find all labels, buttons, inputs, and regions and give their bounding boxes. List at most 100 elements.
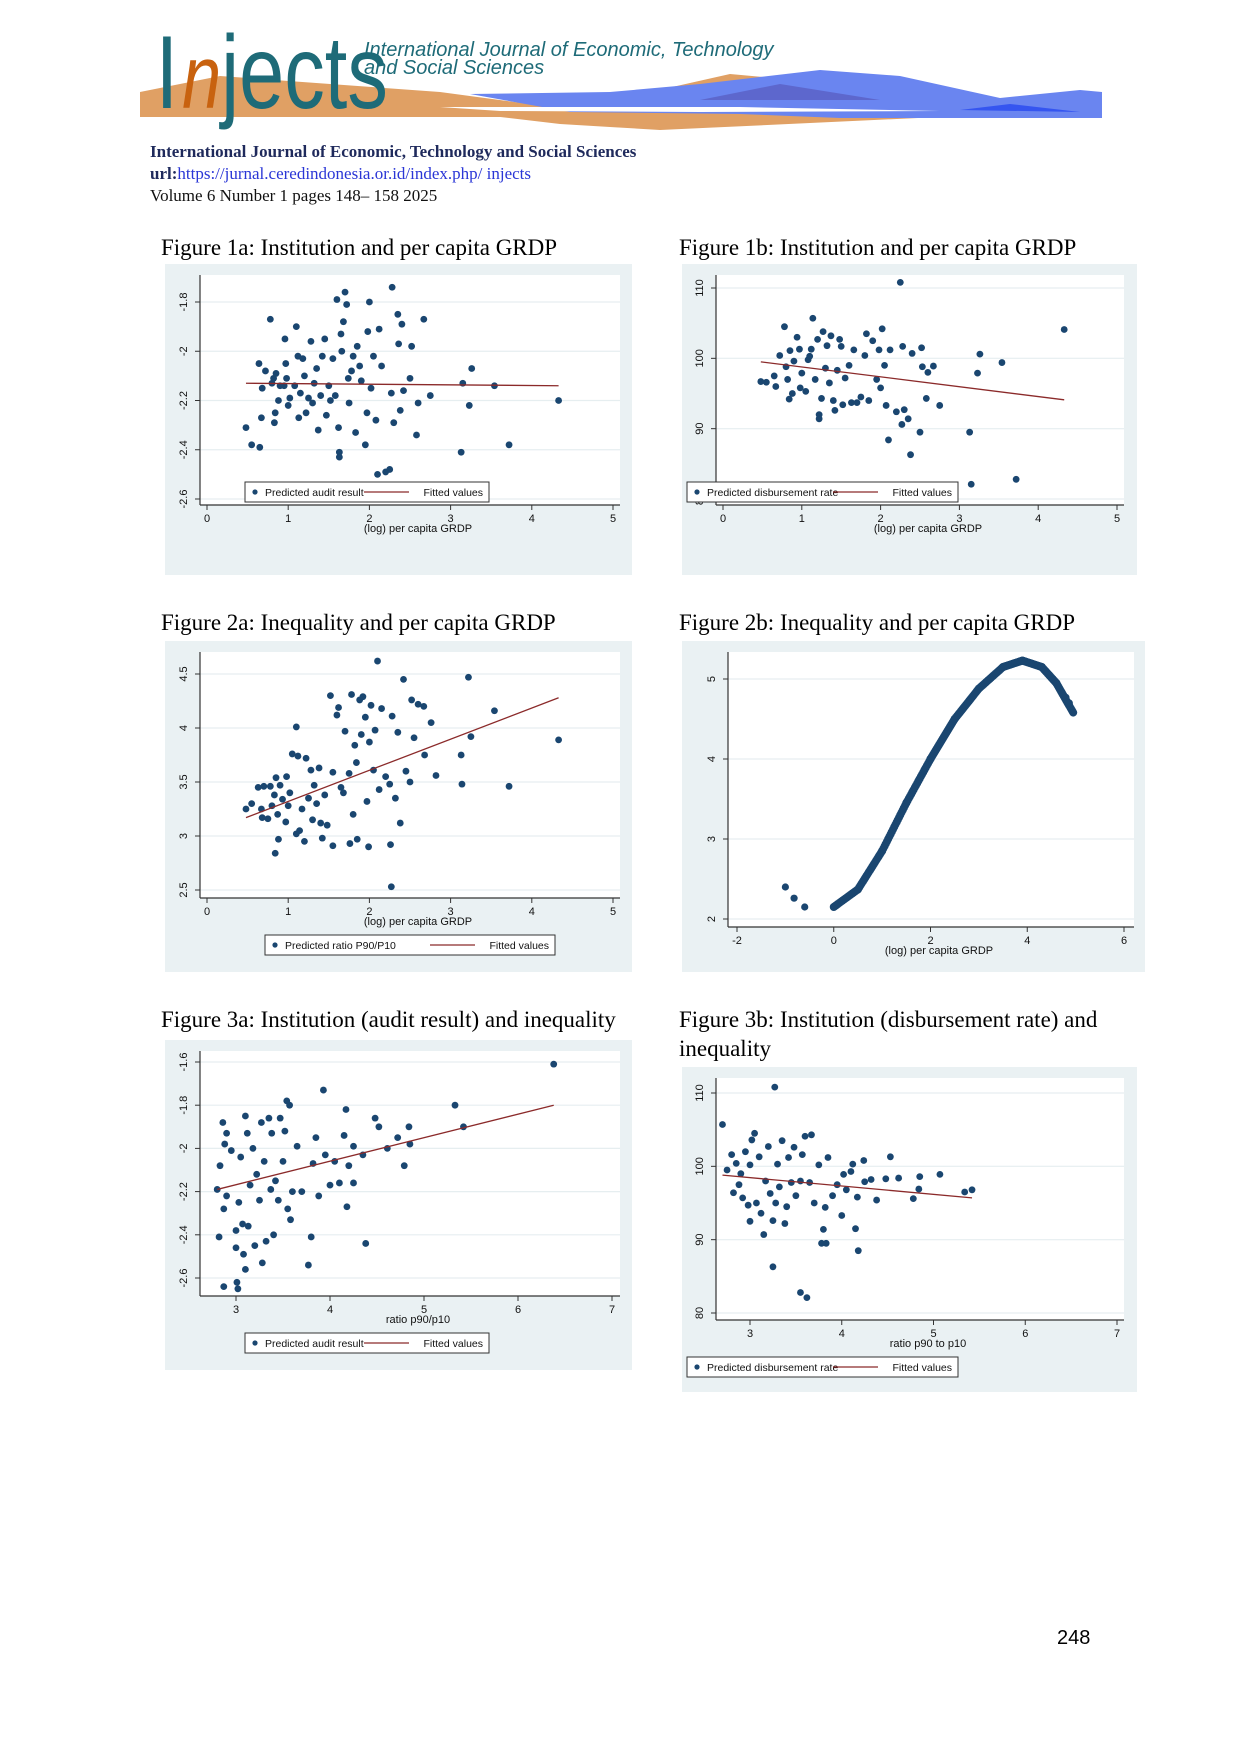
data-point bbox=[378, 362, 385, 370]
data-point bbox=[216, 1162, 224, 1170]
data-point bbox=[346, 840, 354, 847]
data-point bbox=[801, 903, 809, 911]
data-point bbox=[467, 733, 475, 741]
data-point bbox=[295, 414, 303, 422]
legend-label-points: Predicted ratio P90/P10 bbox=[285, 940, 396, 952]
x-tick-label: 1 bbox=[285, 513, 291, 525]
data-point bbox=[335, 704, 342, 711]
journal-url-link[interactable]: https://jurnal.ceredindonesia.or.id/inde… bbox=[177, 164, 532, 183]
figure-3b-title-line1: Figure 3b: Institution (disbursement rat… bbox=[679, 1007, 1098, 1032]
data-point bbox=[760, 1231, 768, 1238]
data-point bbox=[321, 335, 329, 343]
data-point bbox=[451, 1101, 459, 1109]
data-point bbox=[262, 367, 269, 375]
data-point bbox=[396, 819, 404, 827]
data-point bbox=[873, 1196, 881, 1204]
data-point bbox=[873, 376, 881, 383]
data-point bbox=[793, 333, 801, 341]
x-tick-label: -2 bbox=[732, 935, 742, 947]
data-point bbox=[363, 409, 371, 417]
plot-area bbox=[716, 1078, 1124, 1320]
svg-text:n: n bbox=[182, 28, 221, 128]
data-point bbox=[232, 1244, 240, 1252]
data-point bbox=[338, 347, 346, 355]
data-point bbox=[307, 766, 315, 774]
data-point bbox=[400, 387, 407, 395]
data-point bbox=[886, 1153, 894, 1161]
figure-1a-scatter-plot: -2.6 -2.4 -2.2 -2 -1.8 0 1 2 3 4 5 (log) per capita… bbox=[178, 275, 620, 535]
journal-title: International Journal of Economic, Techn… bbox=[150, 142, 637, 161]
data-point bbox=[344, 374, 352, 382]
legend-label-fit: Fitted values bbox=[892, 1362, 952, 1374]
data-point bbox=[751, 1129, 758, 1137]
x-tick-label: 4 bbox=[839, 1328, 845, 1340]
data-point bbox=[350, 1142, 357, 1150]
data-point bbox=[1065, 699, 1073, 707]
y-tick-label: -2 bbox=[178, 1144, 190, 1154]
data-point bbox=[810, 1199, 818, 1207]
data-point bbox=[796, 345, 803, 353]
data-point bbox=[327, 692, 334, 699]
y-tick-label: -1.6 bbox=[178, 1053, 190, 1072]
data-point bbox=[772, 383, 780, 390]
y-tick-label: 4 bbox=[706, 756, 718, 762]
data-point bbox=[317, 392, 325, 399]
data-point bbox=[410, 734, 418, 742]
data-point bbox=[764, 1143, 772, 1150]
data-point bbox=[294, 752, 302, 760]
y-tick-label: -2.4 bbox=[178, 1225, 190, 1244]
data-point bbox=[309, 816, 316, 824]
data-point bbox=[457, 448, 465, 456]
data-point bbox=[288, 750, 296, 758]
data-point bbox=[775, 1183, 783, 1191]
y-tick-label: 3.5 bbox=[178, 774, 190, 789]
data-point bbox=[237, 1153, 245, 1161]
data-point bbox=[233, 1278, 241, 1286]
data-point bbox=[322, 411, 330, 419]
x-tick-label: 3 bbox=[233, 1304, 239, 1316]
y-tick-label: 110 bbox=[694, 1084, 706, 1102]
legend-label-points: Predicted disbursement rate bbox=[707, 487, 838, 499]
data-point bbox=[307, 1233, 315, 1241]
data-point bbox=[848, 399, 855, 407]
data-point bbox=[400, 1162, 408, 1170]
data-point bbox=[272, 1177, 279, 1185]
data-point bbox=[769, 1263, 777, 1271]
plot-area bbox=[200, 652, 620, 898]
figure-1a-title: Figure 1a: Institution and per capita GR… bbox=[161, 235, 558, 260]
data-point bbox=[243, 1129, 251, 1137]
data-point bbox=[847, 1168, 855, 1175]
data-point bbox=[282, 818, 290, 826]
data-point bbox=[386, 466, 394, 473]
y-tick-label: 4 bbox=[178, 725, 190, 731]
data-point bbox=[776, 352, 784, 359]
data-point bbox=[242, 1265, 249, 1273]
data-point bbox=[282, 360, 290, 367]
x-tick-label: 0 bbox=[720, 513, 726, 525]
data-point bbox=[823, 342, 831, 350]
x-tick-label: 4 bbox=[1035, 513, 1041, 525]
figure-1b-title: Figure 1b: Institution and per capita GR… bbox=[679, 235, 1077, 260]
data-point bbox=[234, 1285, 242, 1293]
data-point bbox=[268, 1129, 276, 1137]
y-tick-label: 5 bbox=[706, 676, 718, 682]
x-tick-label: 5 bbox=[421, 1304, 427, 1316]
data-point bbox=[301, 372, 308, 380]
data-point bbox=[896, 278, 904, 286]
data-point bbox=[336, 1179, 343, 1187]
data-point bbox=[284, 1205, 292, 1213]
data-point bbox=[850, 346, 858, 354]
data-point bbox=[258, 1259, 266, 1267]
data-point bbox=[845, 361, 853, 369]
data-point bbox=[807, 345, 815, 353]
x-tick-label: 3 bbox=[448, 513, 454, 525]
data-point bbox=[276, 781, 284, 789]
data-point bbox=[468, 365, 476, 372]
data-point bbox=[755, 1153, 763, 1161]
data-point bbox=[744, 1201, 752, 1209]
data-point bbox=[283, 773, 290, 780]
data-point bbox=[778, 1137, 786, 1145]
y-tick-label: -2.4 bbox=[178, 440, 190, 459]
data-point bbox=[375, 1123, 383, 1131]
data-point bbox=[361, 441, 369, 449]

• • •

▶ _TASK TO CARRY OUT_
Print out every line of the entries above without changing anything, but leave out the pictures.

▶ _FINISHED ANSWER_
find all labels, buttons, inputs, and regions and give their bounding boxes. List at most 100 elements.
data-point bbox=[378, 362, 385, 370]
data-point bbox=[216, 1162, 224, 1170]
data-point bbox=[346, 840, 354, 847]
data-point bbox=[801, 903, 809, 911]
data-point bbox=[467, 733, 475, 741]
data-point bbox=[295, 414, 303, 422]
legend-label-points: Predicted ratio P90/P10 bbox=[285, 940, 396, 952]
x-tick-label: 1 bbox=[285, 513, 291, 525]
data-point bbox=[335, 704, 342, 711]
journal-url-link[interactable]: https://jurnal.ceredindonesia.or.id/inde… bbox=[177, 164, 532, 183]
figure-3b-title-line1: Figure 3b: Institution (disbursement rat… bbox=[679, 1007, 1098, 1032]
data-point bbox=[760, 1231, 768, 1238]
data-point bbox=[321, 335, 329, 343]
data-point bbox=[451, 1101, 459, 1109]
data-point bbox=[262, 367, 269, 375]
data-point bbox=[396, 819, 404, 827]
data-point bbox=[873, 1196, 881, 1204]
data-point bbox=[873, 376, 881, 383]
data-point bbox=[793, 333, 801, 341]
x-tick-label: -2 bbox=[732, 935, 742, 947]
data-point bbox=[363, 409, 371, 417]
plot-area bbox=[716, 1078, 1124, 1320]
svg-text:n: n bbox=[182, 28, 221, 128]
data-point bbox=[232, 1244, 240, 1252]
data-point bbox=[338, 347, 346, 355]
data-point bbox=[307, 766, 315, 774]
data-point bbox=[400, 387, 407, 395]
data-point bbox=[886, 1153, 894, 1161]
figure-1a-scatter-plot: -2.6 -2.4 -2.2 -2 -1.8 0 1 2 3 4 5 (log) per capita… bbox=[178, 275, 620, 535]
journal-title: International Journal of Economic, Techn… bbox=[150, 142, 637, 161]
data-point bbox=[344, 374, 352, 382]
legend-label-fit: Fitted values bbox=[892, 1362, 952, 1374]
data-point bbox=[751, 1129, 758, 1137]
x-tick-label: 4 bbox=[839, 1328, 845, 1340]
data-point bbox=[350, 1142, 357, 1150]
data-point bbox=[1065, 699, 1073, 707]
y-tick-label: -2 bbox=[178, 1144, 190, 1154]
data-point bbox=[810, 1199, 818, 1207]
data-point bbox=[796, 345, 803, 353]
data-point bbox=[327, 692, 334, 699]
y-tick-label: -1.6 bbox=[178, 1053, 190, 1072]
data-point bbox=[772, 383, 780, 390]
y-tick-label: 4 bbox=[706, 756, 718, 762]
data-point bbox=[317, 392, 325, 399]
data-point bbox=[410, 734, 418, 742]
data-point bbox=[764, 1143, 772, 1150]
data-point bbox=[294, 752, 302, 760]
y-tick-label: -2.4 bbox=[178, 1225, 190, 1244]
data-point bbox=[309, 816, 316, 824]
data-point bbox=[457, 448, 465, 456]
data-point bbox=[288, 750, 296, 758]
data-point bbox=[775, 1183, 783, 1191]
y-tick-label: 3.5 bbox=[178, 774, 190, 789]
data-point bbox=[237, 1153, 245, 1161]
data-point bbox=[233, 1278, 241, 1286]
data-point bbox=[322, 411, 330, 419]
x-tick-label: 3 bbox=[233, 1304, 239, 1316]
y-tick-label: 110 bbox=[694, 1084, 706, 1102]
legend-label-points: Predicted disbursement rate bbox=[707, 487, 838, 499]
data-point bbox=[307, 1233, 315, 1241]
data-point bbox=[848, 399, 855, 407]
data-point bbox=[400, 1162, 408, 1170]
data-point bbox=[272, 1177, 279, 1185]
data-point bbox=[769, 1263, 777, 1271]
plot-area bbox=[200, 652, 620, 898]
figure-1a-title: Figure 1a: Institution and per capita GR… bbox=[161, 235, 558, 260]
data-point bbox=[243, 1129, 251, 1137]
data-point bbox=[847, 1168, 855, 1175]
data-point bbox=[282, 818, 290, 826]
data-point bbox=[386, 466, 394, 473]
y-tick-label: 4 bbox=[178, 725, 190, 731]
data-point bbox=[776, 352, 784, 359]
data-point bbox=[242, 1265, 249, 1273]
data-point bbox=[282, 360, 290, 367]
x-tick-label: 0 bbox=[720, 513, 726, 525]
data-point bbox=[823, 342, 831, 350]
x-tick-label: 4 bbox=[1035, 513, 1041, 525]
figure-1b-title: Figure 1b: Institution and per capita GR… bbox=[679, 235, 1077, 260]
data-point bbox=[234, 1285, 242, 1293]
data-point bbox=[268, 1129, 276, 1137]
y-tick-label: 5 bbox=[706, 676, 718, 682]
x-tick-label: 5 bbox=[421, 1304, 427, 1316]
data-point bbox=[301, 372, 308, 380]
data-point bbox=[896, 278, 904, 286]
data-point bbox=[336, 1179, 343, 1187]
data-point bbox=[284, 1205, 292, 1213]
data-point bbox=[850, 346, 858, 354]
data-point bbox=[258, 1259, 266, 1267]
data-point bbox=[845, 361, 853, 369]
data-point bbox=[807, 345, 815, 353]
x-tick-label: 3 bbox=[448, 513, 454, 525]
data-point bbox=[276, 781, 284, 789]
data-point bbox=[468, 365, 476, 372]
data-point bbox=[755, 1153, 763, 1161]
data-point bbox=[744, 1201, 752, 1209]
data-point bbox=[283, 773, 290, 780]
data-point bbox=[778, 1137, 786, 1145]
y-tick-label: -2.4 bbox=[178, 440, 190, 459]
data-point bbox=[375, 1123, 383, 1131]
data-point bbox=[361, 441, 369, 449]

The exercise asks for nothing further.